**Source extract**
>>

Antimicrobial resistance profiles of S. Typhi among cases and carriers
Multi-drug resistance was defined as S. Typhi combined resistance to ampicillin, co-trimoxazole, and chloramphenicol. Of the 81 cases, and 34 carriers, resistance against ampicillin was observed in 32/81 (40%) and 11/34 (32%) of S. Typhi from cases and carriers respectively. S. Typhi resistance to co-trimoxazole was seen in 34/81 (42%) of cases and 10/34 (29%) of carriers, while for chloramphenicol, S.Typhi resistance was present in 30/81 (37%) cases and 10/34 (29%) of carriers respectively.
Of the 115 S. Typhi strains analyzed for susceptibility to 14 antibiotics, 38/115 (33%) were found to be MDR; 28 from cases and 10 from carriers. Notably, S.Typhi resistance against nalidixic acid was observed in 37/81 (46%) of the cases and 15/34 (44%) of the carriers, respectively, Table 2. None of the isolates in this study showed resistance to third-generation cephalosporins (ceftriaxone, cefotaxime, cefpodoxime). There was significant difference in the AMR profiles between cases and carriers, p value = 0.0178.
Genomic features of the S. Typhi strains from cases and carriers
The S. Typhi isolates (n = 22) had genome sizes ranging from 4.7 to 4.9 Mb, with an average GC content of 52%. The average assembly N50 was 197 kb indicating substantial portion of the genome were assembled into relatively larger contigs and reflecting high-quality assemblies (S1 Table).

<<

Extracted records
>>

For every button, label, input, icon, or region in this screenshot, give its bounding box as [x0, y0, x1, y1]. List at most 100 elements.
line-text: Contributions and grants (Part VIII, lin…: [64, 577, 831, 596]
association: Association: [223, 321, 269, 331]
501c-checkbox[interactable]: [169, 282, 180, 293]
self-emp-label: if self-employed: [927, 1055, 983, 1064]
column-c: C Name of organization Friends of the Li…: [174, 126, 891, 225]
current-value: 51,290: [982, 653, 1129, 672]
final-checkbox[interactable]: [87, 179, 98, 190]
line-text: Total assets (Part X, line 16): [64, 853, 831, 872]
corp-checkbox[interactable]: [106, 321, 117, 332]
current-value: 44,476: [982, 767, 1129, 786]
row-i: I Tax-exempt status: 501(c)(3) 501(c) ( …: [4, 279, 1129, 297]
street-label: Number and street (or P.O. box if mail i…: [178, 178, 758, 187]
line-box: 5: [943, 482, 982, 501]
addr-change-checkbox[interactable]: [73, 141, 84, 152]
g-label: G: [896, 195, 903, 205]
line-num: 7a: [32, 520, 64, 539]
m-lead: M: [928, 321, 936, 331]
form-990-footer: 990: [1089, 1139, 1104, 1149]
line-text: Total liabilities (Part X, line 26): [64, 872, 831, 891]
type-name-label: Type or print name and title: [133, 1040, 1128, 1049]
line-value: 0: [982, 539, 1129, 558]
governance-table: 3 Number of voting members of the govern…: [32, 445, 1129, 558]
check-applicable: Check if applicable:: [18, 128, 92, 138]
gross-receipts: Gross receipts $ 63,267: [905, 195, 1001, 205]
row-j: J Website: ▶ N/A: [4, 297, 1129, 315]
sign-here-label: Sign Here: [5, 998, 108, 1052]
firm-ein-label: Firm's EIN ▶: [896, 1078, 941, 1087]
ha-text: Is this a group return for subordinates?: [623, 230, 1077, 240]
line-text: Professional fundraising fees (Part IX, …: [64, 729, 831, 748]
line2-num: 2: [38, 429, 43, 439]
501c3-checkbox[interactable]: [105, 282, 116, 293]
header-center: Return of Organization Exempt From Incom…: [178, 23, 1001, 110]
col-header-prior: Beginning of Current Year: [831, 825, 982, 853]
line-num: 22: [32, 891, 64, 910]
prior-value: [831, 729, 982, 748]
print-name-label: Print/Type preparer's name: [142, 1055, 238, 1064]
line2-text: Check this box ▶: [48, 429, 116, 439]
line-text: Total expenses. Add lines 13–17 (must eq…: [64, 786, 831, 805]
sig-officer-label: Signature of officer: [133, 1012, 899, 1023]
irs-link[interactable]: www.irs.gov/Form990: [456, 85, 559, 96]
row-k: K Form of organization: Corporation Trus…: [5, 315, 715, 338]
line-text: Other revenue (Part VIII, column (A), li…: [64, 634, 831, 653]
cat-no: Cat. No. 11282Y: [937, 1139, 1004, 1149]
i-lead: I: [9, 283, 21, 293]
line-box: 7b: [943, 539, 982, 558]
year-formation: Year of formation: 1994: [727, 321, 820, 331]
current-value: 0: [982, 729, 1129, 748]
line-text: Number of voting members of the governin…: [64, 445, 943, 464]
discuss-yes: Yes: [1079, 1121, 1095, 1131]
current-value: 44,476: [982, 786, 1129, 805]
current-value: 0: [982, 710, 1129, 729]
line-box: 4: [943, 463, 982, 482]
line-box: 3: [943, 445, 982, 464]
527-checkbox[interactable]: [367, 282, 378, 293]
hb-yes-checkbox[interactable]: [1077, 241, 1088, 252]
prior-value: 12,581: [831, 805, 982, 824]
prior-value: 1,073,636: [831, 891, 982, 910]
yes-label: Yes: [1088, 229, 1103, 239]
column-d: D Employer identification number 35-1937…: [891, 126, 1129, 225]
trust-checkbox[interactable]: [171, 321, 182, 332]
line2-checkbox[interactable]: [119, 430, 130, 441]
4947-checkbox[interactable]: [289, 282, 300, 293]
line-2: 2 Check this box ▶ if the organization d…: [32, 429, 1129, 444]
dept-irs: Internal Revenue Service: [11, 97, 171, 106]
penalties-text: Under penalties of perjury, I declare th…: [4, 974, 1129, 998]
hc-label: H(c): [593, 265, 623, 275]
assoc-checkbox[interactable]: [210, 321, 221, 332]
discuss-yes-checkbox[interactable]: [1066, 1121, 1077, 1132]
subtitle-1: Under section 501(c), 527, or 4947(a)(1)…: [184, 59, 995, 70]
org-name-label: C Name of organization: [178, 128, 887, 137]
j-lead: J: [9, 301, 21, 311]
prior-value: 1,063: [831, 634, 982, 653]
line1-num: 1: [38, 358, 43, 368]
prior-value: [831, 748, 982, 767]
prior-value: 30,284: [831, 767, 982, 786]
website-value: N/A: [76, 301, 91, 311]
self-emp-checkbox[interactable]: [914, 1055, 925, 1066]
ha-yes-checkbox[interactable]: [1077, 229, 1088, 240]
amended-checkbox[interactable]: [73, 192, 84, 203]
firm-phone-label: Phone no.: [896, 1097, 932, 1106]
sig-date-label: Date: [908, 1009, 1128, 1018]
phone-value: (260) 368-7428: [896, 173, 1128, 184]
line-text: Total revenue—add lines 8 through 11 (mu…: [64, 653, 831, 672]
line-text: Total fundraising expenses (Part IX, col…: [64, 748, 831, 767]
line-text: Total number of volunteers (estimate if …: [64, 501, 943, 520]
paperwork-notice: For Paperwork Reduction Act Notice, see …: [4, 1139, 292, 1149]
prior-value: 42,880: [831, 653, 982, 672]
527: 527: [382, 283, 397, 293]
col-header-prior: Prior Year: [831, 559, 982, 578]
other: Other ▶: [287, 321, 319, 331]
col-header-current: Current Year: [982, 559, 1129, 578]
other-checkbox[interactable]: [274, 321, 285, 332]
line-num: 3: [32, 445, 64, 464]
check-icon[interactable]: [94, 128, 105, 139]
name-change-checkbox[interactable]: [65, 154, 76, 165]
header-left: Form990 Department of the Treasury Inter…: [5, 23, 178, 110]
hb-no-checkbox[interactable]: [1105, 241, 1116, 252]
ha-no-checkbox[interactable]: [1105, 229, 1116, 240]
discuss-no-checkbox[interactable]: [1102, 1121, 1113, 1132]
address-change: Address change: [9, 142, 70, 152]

<<

**Problem to solve**
Please repeat word for word the stretch of the S. Typhi passage from "Of the 115 S." through "assemblies (S1 Table).".

**Result of this exercise**
Of the 115 S. Typhi strains analyzed for susceptibility to 14 antibiotics, 38/115 (33%) were found to be MDR; 28 from cases and 10 from carriers. Notably, S.Typhi resistance against nalidixic acid was observed in 37/81 (46%) of the cases and 15/34 (44%) of the carriers, respectively, Table 2. None of the isolates in this study showed resistance to third-generation cephalosporins (ceftriaxone, cefotaxime, cefpodoxime). There was significant difference in the AMR profiles between cases and carriers, p value = 0.0178.
Genomic features of the S. Typhi strains from cases and carriers
The S. Typhi isolates (n = 22) had genome sizes ranging from 4.7 to 4.9 Mb, with an average GC content of 52%. The average assembly N50 was 197 kb indicating substantial portion of the genome were assembled into relatively larger contigs and reflecting high-quality assemblies (S1 Table).